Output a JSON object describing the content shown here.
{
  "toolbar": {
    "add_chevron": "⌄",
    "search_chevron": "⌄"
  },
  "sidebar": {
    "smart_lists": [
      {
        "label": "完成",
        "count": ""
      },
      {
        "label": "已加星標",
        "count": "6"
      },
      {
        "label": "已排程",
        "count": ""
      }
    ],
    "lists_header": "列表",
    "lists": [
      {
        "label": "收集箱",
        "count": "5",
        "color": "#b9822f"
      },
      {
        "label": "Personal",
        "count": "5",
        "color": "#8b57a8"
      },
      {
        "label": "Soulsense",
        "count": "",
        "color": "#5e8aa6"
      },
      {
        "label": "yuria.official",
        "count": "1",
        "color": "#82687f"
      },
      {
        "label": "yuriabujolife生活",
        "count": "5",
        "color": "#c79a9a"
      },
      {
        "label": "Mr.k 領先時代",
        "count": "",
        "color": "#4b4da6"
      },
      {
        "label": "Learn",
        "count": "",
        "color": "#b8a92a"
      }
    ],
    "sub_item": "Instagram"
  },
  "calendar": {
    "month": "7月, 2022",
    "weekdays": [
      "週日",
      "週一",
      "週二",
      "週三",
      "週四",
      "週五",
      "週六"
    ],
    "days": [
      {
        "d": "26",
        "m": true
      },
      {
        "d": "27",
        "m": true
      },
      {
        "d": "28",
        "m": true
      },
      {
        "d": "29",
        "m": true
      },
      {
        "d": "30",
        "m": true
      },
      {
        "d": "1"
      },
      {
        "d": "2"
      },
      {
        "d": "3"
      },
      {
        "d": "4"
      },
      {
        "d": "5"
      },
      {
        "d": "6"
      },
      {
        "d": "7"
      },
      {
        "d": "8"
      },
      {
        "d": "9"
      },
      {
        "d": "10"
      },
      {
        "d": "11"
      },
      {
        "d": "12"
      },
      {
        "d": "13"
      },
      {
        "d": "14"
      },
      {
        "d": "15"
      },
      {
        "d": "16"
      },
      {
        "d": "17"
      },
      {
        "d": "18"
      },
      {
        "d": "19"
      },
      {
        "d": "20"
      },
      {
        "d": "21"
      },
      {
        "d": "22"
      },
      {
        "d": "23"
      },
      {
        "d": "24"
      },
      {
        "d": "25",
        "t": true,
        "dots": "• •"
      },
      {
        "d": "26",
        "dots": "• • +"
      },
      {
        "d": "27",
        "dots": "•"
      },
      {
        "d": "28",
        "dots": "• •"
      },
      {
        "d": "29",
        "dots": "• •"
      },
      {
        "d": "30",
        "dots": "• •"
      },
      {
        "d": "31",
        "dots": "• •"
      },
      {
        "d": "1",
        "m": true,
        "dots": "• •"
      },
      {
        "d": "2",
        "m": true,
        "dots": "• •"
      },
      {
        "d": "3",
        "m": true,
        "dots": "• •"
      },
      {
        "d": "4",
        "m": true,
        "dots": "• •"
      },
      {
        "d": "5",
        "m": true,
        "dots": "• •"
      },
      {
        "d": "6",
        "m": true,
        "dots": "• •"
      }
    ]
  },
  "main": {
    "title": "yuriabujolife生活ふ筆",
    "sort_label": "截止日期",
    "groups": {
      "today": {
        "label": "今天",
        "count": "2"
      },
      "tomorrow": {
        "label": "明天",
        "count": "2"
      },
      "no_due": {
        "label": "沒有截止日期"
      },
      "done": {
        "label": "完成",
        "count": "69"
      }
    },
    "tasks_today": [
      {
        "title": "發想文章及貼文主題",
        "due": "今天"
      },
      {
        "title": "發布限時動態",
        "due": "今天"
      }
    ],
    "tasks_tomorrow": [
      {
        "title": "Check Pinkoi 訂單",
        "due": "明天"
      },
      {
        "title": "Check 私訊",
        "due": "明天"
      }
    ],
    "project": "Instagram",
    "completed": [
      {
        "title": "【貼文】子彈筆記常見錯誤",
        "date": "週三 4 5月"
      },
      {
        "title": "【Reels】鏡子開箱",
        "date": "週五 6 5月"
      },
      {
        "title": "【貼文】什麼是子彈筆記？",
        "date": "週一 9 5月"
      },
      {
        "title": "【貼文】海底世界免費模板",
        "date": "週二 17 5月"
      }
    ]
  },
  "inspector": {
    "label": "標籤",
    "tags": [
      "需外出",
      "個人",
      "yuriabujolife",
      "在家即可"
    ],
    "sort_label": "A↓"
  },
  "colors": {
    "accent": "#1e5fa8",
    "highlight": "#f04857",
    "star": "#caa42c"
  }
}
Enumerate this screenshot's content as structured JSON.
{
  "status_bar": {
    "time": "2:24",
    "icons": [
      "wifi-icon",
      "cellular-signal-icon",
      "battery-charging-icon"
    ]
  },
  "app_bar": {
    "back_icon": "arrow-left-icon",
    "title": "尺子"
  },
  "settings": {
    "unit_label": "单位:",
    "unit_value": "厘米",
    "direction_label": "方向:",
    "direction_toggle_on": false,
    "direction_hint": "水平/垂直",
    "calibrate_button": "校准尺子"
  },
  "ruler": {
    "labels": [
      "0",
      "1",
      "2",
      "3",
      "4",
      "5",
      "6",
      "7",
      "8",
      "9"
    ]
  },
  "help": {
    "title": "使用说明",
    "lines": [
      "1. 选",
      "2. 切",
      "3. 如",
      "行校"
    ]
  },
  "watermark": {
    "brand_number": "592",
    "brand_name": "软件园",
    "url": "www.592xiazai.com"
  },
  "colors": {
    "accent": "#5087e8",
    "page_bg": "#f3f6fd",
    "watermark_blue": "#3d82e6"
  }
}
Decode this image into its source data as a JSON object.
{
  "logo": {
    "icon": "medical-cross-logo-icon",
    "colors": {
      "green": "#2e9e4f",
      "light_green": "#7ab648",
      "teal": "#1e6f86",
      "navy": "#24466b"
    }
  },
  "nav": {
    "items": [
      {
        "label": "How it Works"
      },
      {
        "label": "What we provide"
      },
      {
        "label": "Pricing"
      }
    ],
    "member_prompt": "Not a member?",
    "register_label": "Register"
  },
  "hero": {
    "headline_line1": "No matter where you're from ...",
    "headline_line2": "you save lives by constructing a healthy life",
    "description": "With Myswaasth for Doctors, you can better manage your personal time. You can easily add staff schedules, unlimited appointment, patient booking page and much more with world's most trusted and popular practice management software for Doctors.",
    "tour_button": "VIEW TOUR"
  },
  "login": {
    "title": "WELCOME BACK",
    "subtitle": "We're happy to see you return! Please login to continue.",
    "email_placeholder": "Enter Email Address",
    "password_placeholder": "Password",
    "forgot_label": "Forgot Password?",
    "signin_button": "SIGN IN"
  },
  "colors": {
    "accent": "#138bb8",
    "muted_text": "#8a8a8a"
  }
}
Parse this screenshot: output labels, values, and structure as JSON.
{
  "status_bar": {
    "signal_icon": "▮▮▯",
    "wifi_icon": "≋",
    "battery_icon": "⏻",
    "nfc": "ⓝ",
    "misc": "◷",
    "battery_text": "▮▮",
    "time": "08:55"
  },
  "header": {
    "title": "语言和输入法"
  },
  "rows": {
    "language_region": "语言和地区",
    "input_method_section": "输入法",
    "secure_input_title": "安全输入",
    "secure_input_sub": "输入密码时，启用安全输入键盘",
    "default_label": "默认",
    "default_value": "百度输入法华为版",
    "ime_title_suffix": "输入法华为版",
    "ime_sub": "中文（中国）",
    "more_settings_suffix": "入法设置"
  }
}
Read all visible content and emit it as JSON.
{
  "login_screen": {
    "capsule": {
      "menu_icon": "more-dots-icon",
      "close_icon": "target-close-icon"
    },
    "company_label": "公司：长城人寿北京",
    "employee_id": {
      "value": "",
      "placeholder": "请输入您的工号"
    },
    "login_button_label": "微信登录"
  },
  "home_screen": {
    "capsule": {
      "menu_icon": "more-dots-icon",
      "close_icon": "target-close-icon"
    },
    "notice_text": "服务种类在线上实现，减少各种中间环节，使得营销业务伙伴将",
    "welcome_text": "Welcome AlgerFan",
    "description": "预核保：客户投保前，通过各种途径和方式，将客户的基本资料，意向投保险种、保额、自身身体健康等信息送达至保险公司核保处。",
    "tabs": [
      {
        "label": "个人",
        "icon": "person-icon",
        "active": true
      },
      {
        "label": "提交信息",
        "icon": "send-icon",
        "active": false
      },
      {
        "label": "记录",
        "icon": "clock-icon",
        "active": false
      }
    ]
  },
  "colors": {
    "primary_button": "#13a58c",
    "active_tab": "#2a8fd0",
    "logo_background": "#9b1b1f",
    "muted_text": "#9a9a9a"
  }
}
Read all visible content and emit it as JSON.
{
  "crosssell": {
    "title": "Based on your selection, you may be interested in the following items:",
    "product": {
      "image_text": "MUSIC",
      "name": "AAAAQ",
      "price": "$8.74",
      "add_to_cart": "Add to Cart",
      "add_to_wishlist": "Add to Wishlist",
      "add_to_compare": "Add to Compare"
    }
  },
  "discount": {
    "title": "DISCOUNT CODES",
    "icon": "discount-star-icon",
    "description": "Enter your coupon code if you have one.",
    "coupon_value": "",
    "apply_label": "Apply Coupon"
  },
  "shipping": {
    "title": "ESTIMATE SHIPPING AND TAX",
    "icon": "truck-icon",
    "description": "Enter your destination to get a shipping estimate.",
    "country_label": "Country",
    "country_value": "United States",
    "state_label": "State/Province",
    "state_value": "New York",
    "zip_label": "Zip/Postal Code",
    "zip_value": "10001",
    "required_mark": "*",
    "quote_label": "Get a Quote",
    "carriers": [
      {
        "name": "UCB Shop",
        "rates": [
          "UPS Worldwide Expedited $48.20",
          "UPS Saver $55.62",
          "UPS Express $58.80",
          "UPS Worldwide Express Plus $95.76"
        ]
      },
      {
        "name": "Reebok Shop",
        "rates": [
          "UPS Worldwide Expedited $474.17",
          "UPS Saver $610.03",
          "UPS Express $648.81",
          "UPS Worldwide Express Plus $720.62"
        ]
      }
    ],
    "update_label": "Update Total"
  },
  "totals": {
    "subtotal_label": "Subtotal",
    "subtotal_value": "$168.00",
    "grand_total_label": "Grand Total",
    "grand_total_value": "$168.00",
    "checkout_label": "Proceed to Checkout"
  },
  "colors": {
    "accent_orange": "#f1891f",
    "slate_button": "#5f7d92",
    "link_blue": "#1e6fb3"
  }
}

# TASK TO CARRY OUT
Which lines above contain "screenshot"? Show each of them.

# SOLUTION TO THIS TASK
Enumerate this screenshot's content as structured JSON.
Parse this screenshot: output labels, values, and structure as JSON.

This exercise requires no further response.